(Some records)
·····
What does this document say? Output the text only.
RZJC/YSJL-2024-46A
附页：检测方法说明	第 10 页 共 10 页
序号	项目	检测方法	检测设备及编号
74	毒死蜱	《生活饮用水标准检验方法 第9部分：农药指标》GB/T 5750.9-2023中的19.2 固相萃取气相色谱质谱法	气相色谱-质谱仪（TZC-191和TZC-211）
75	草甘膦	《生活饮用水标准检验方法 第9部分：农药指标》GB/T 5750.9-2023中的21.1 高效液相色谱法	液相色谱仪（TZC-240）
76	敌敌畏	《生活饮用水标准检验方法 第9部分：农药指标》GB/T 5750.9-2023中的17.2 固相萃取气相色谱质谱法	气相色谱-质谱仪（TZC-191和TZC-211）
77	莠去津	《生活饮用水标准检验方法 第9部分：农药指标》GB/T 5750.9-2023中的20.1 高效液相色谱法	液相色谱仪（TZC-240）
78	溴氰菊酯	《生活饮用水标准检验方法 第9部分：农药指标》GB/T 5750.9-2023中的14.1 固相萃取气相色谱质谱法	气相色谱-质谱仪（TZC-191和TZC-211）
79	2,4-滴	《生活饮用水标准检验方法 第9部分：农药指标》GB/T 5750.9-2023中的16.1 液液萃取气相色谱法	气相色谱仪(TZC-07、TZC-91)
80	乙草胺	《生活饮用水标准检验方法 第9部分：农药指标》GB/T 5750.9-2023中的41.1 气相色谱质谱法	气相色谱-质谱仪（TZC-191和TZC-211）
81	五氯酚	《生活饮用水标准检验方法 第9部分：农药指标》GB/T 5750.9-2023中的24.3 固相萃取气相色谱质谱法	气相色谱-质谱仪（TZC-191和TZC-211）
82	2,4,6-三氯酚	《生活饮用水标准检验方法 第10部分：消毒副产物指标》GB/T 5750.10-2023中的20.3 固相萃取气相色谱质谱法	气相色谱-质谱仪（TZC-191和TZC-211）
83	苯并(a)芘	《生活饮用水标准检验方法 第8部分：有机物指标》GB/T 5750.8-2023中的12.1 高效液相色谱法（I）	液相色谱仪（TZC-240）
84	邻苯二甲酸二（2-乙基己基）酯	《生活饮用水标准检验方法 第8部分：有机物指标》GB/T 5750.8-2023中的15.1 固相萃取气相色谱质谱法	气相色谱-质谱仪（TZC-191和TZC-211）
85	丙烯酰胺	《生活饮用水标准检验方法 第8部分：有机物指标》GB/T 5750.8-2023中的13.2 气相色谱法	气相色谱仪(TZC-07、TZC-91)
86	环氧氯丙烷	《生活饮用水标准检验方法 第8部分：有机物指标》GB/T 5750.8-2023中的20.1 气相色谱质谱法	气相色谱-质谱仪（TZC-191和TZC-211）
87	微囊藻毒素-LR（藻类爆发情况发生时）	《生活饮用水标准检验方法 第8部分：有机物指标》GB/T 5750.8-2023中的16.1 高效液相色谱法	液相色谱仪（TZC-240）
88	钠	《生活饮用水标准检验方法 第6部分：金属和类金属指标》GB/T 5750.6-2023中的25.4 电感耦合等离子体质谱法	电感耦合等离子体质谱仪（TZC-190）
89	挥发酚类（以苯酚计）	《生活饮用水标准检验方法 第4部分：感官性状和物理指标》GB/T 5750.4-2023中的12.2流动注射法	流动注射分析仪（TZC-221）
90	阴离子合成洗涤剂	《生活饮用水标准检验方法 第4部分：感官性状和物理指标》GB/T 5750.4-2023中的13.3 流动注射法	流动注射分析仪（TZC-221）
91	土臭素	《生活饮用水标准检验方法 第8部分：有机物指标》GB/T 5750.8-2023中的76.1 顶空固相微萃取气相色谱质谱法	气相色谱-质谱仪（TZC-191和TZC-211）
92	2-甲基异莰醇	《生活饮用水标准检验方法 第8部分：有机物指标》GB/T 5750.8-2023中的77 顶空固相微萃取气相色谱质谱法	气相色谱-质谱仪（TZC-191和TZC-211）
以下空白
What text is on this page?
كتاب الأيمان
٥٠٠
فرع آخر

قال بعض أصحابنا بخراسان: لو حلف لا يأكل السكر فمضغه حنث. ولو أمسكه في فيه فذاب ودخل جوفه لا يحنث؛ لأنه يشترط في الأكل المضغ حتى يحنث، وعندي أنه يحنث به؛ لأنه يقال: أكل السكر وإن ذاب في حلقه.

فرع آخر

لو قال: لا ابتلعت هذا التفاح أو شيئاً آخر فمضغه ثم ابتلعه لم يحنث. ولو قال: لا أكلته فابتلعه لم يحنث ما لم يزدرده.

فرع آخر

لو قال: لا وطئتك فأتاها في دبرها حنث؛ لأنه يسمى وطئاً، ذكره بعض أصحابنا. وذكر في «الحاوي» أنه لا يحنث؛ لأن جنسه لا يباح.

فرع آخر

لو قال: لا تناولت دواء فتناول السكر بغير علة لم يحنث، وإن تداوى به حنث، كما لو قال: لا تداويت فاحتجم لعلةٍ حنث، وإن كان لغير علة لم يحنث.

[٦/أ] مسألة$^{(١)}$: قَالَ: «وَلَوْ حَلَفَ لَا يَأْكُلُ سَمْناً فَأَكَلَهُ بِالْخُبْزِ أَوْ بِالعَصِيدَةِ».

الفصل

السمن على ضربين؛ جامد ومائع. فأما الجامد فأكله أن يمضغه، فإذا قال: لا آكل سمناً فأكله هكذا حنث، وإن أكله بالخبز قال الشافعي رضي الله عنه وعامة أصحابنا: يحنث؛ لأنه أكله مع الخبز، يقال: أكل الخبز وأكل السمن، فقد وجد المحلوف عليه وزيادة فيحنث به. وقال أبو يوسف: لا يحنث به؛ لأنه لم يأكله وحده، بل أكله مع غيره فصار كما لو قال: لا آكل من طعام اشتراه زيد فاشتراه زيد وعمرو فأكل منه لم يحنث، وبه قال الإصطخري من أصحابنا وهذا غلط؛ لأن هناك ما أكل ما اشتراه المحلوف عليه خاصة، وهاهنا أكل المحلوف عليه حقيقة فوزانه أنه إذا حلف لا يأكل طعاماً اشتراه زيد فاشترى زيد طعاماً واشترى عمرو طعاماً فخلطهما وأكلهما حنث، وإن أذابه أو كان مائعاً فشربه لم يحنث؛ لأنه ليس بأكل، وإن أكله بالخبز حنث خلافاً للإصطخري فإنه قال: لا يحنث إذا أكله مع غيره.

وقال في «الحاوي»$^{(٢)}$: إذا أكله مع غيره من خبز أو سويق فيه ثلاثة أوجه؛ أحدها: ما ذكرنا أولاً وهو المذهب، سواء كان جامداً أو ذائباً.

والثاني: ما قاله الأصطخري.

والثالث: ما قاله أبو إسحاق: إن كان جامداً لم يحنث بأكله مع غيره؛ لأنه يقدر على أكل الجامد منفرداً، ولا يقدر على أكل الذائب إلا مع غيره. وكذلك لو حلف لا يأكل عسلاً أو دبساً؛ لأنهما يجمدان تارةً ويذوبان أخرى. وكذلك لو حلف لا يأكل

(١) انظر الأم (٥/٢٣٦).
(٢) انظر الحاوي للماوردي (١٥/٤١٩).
·····
Search the records above for "فمضغه". Copy each line where it is found.

**Finished exercise**.
قال بعض أصحابنا بخراسان: لو حلف لا يأكل السكر فمضغه حنث. ولو أمسكه في فيه فذاب ودخل جوفه لا يحنث؛ لأنه يشترط في الأكل المضغ حتى يحنث، وعندي أنه يحنث به؛ لأنه يقال: أكل السكر وإن ذاب في حلقه.
لو قال: لا ابتلعت هذا التفاح أو شيئاً آخر فمضغه ثم ابتلعه لم يحنث. ولو قال: لا أكلته فابتلعه لم يحنث ما لم يزدرده.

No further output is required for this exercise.